**RECORDS TO USE**:
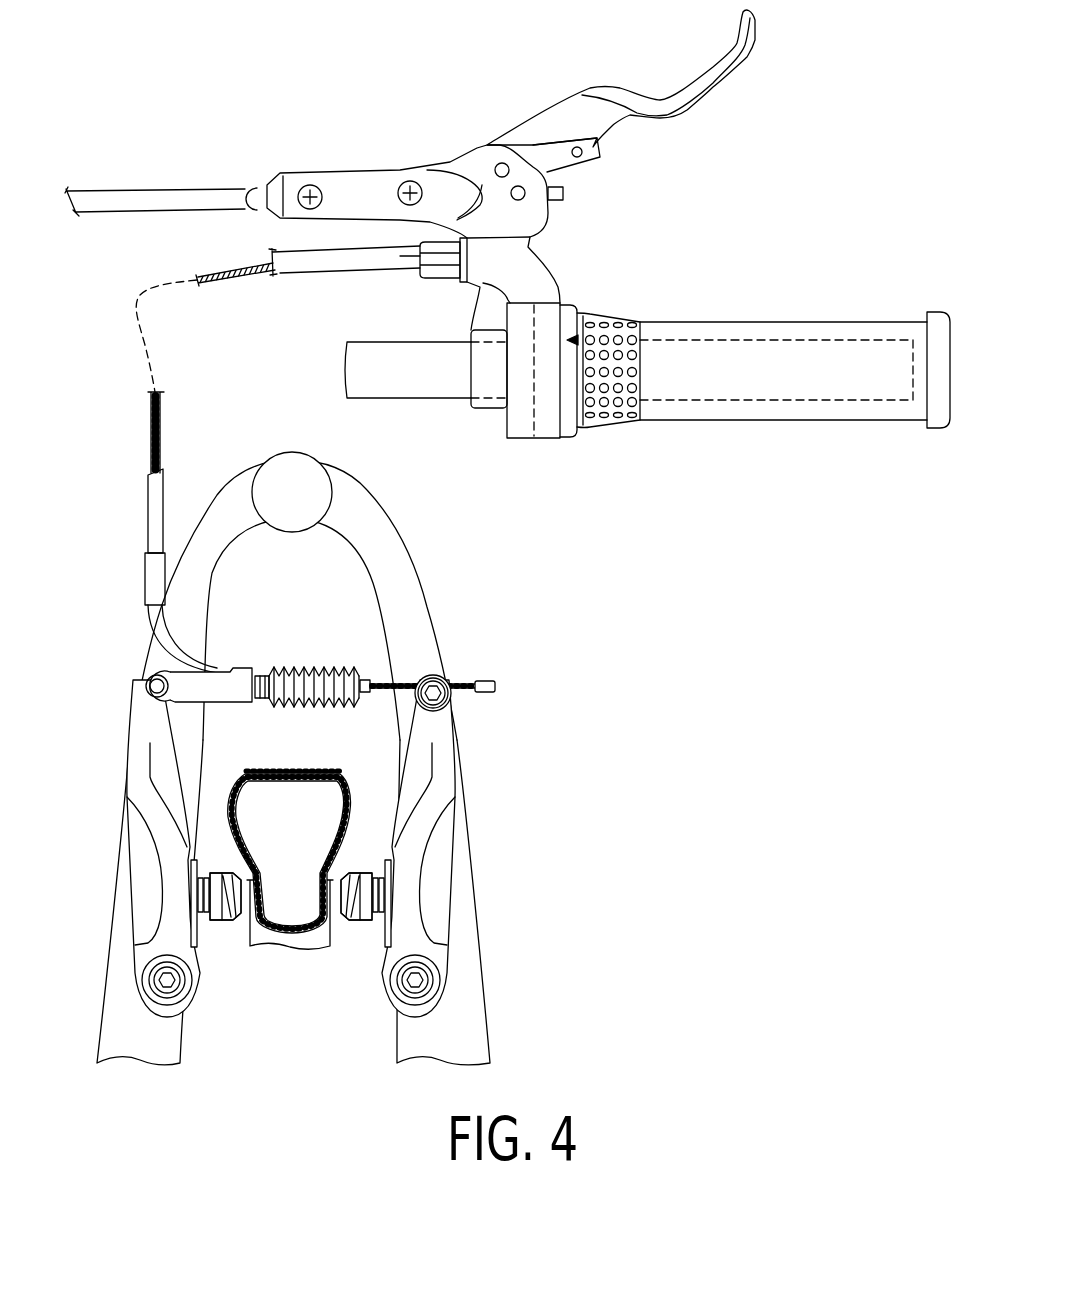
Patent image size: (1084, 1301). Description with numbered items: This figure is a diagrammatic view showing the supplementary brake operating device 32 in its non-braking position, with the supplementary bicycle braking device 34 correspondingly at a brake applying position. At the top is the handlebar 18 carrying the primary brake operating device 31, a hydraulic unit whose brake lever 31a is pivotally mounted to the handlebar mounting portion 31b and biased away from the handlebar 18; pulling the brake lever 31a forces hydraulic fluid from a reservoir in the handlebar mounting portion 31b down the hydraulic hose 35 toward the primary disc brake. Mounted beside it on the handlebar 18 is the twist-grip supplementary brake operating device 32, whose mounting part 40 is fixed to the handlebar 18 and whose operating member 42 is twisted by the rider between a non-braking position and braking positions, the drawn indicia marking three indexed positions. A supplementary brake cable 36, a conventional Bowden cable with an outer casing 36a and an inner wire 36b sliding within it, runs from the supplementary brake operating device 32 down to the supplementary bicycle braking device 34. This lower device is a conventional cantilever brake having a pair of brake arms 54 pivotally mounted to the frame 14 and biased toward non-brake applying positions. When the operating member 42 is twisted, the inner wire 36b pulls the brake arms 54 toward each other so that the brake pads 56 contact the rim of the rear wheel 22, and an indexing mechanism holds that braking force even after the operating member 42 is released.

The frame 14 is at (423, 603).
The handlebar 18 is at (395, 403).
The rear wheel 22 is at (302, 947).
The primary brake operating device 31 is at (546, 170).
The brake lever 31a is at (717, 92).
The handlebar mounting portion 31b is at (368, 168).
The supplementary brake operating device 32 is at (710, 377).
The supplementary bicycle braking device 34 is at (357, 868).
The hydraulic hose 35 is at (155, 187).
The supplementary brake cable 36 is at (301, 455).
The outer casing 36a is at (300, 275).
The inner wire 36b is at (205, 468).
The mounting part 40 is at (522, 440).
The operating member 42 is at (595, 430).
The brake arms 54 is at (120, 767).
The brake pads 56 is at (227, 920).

**STATED TASK**:
Please copy the lines above word for word, leaving out the pictures.

**REPLY TO THE EXERCISE**:
Patent image size: (1084, 1301). Description with numbered items: This figure is a diagrammatic view showing the supplementary brake operating device 32 in its non-braking position, with the supplementary bicycle braking device 34 correspondingly at a brake applying position. At the top is the handlebar 18 carrying the primary brake operating device 31, a hydraulic unit whose brake lever 31a is pivotally mounted to the handlebar mounting portion 31b and biased away from the handlebar 18; pulling the brake lever 31a forces hydraulic fluid from a reservoir in the handlebar mounting portion 31b down the hydraulic hose 35 toward the primary disc brake. Mounted beside it on the handlebar 18 is the twist-grip supplementary brake operating device 32, whose mounting part 40 is fixed to the handlebar 18 and whose operating member 42 is twisted by the rider between a non-braking position and braking positions, the drawn indicia marking three indexed positions. A supplementary brake cable 36, a conventional Bowden cable with an outer casing 36a and an inner wire 36b sliding within it, runs from the supplementary brake operating device 32 down to the supplementary bicycle braking device 34. This lower device is a conventional cantilever brake having a pair of brake arms 54 pivotally mounted to the frame 14 and biased toward non-brake applying positions. When the operating member 42 is twisted, the inner wire 36b pulls the brake arms 54 toward each other so that the brake pads 56 contact the rim of the rear wheel 22, and an indexing mechanism holds that braking force even after the operating member 42 is released.

The frame 14 is at (423, 603).
The handlebar 18 is at (395, 403).
The rear wheel 22 is at (302, 947).
The primary brake operating device 31 is at (546, 170).
The brake lever 31a is at (717, 92).
The handlebar mounting portion 31b is at (368, 168).
The supplementary brake operating device 32 is at (710, 377).
The supplementary bicycle braking device 34 is at (357, 868).
The hydraulic hose 35 is at (155, 187).
The supplementary brake cable 36 is at (301, 455).
The outer casing 36a is at (300, 275).
The inner wire 36b is at (205, 468).
The mounting part 40 is at (522, 440).
The operating member 42 is at (595, 430).
The brake arms 54 is at (120, 767).
The brake pads 56 is at (227, 920).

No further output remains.